Work task:
Return each line below holding the string "lactation".

Dataset entries
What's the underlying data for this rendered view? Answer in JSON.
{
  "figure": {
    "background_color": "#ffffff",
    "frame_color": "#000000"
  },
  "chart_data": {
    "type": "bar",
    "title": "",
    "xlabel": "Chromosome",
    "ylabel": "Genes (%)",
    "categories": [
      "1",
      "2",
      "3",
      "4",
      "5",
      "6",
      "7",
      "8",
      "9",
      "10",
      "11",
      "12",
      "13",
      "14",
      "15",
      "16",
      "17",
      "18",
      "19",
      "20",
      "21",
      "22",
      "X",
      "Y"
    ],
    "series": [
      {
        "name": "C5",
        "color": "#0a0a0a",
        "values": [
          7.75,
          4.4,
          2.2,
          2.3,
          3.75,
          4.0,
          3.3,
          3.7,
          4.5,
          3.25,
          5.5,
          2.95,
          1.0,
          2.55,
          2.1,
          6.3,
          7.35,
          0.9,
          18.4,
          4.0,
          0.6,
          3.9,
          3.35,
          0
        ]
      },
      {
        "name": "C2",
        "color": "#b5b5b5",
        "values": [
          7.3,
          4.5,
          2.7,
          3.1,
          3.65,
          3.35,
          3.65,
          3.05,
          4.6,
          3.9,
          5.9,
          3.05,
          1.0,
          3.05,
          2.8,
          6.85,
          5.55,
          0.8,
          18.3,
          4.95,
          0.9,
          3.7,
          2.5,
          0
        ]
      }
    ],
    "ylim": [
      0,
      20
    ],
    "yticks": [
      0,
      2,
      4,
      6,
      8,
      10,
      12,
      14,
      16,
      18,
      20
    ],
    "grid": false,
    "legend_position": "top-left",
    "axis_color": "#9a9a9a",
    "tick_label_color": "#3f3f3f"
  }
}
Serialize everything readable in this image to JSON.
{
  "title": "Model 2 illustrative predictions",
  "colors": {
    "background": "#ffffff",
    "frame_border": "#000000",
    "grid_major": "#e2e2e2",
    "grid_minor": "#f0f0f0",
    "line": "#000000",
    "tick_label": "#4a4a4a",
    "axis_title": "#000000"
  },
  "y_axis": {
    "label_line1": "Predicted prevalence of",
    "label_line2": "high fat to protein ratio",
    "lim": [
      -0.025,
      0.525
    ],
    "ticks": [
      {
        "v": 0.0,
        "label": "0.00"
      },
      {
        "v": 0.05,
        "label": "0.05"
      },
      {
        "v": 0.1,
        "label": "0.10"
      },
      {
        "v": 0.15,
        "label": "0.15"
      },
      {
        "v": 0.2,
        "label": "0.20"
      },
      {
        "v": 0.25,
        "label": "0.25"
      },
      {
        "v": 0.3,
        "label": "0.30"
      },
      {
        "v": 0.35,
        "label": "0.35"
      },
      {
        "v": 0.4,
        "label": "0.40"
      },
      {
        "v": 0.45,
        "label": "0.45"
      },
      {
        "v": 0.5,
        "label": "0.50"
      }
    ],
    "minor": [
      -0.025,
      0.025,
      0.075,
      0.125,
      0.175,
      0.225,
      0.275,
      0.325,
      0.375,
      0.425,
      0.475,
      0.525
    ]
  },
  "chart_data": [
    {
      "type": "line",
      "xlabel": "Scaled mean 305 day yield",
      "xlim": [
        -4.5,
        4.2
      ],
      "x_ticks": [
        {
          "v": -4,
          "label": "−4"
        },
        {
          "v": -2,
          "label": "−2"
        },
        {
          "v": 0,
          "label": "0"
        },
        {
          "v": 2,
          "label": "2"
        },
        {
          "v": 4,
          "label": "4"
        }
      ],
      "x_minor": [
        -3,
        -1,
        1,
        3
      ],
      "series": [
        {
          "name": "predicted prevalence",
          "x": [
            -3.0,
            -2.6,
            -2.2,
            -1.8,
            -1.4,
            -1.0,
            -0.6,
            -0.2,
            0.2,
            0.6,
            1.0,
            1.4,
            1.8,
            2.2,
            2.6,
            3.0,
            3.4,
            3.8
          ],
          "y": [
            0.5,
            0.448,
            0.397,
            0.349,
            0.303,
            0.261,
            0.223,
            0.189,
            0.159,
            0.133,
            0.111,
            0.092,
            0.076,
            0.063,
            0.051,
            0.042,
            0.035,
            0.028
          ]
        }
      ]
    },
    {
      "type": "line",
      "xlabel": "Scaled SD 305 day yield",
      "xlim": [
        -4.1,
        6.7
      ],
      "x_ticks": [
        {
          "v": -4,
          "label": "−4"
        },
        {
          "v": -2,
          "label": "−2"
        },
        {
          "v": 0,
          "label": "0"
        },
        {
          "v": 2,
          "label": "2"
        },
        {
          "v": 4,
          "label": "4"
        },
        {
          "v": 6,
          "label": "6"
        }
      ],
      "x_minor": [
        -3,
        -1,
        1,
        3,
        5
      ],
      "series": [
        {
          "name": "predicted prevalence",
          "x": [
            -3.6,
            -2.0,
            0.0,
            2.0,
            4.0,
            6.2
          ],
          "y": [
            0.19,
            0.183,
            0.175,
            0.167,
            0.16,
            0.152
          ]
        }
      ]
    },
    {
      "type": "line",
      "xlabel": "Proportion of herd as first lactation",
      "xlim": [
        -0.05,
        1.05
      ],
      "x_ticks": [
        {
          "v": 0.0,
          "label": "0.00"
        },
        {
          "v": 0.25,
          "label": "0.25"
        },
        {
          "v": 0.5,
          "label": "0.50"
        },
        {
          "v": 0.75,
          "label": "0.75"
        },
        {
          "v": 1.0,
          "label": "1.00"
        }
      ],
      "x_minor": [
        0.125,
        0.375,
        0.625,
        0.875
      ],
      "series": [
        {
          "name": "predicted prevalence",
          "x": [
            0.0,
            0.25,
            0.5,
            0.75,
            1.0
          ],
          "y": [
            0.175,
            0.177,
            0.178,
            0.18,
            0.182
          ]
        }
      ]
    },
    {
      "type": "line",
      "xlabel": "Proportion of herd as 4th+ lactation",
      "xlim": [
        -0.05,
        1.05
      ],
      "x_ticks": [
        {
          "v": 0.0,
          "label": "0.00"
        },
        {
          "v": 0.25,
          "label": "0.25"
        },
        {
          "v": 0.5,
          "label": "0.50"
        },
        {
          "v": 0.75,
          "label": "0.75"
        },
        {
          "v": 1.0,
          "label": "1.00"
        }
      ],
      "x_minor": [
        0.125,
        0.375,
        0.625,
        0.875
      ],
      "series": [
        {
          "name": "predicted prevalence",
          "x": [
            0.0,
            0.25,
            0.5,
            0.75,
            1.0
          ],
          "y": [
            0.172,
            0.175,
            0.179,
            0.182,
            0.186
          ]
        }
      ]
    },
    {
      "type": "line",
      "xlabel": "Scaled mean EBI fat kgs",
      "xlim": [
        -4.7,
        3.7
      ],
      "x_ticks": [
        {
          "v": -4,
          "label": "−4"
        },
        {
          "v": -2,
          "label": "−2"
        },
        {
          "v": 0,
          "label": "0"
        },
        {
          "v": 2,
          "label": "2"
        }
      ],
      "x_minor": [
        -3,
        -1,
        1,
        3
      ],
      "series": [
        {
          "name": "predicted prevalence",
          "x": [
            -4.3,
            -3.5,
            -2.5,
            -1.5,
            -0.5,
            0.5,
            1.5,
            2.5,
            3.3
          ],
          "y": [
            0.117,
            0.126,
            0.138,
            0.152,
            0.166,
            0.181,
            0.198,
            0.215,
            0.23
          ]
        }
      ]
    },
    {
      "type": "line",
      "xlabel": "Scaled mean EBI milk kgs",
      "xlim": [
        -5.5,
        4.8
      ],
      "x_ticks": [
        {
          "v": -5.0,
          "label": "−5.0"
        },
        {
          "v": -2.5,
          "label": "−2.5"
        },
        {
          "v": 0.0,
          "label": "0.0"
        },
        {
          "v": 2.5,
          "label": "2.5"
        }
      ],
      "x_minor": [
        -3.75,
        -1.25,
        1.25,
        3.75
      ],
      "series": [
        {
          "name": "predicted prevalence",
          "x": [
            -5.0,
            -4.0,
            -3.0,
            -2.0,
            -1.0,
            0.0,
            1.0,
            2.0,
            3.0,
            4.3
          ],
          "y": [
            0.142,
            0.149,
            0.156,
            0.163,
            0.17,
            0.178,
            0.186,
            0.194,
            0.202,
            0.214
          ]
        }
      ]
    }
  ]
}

Answer for the task:
      "xlabel": "Proportion of herd as first lactation",
      "xlabel": "Proportion of herd as 4th+ lactation",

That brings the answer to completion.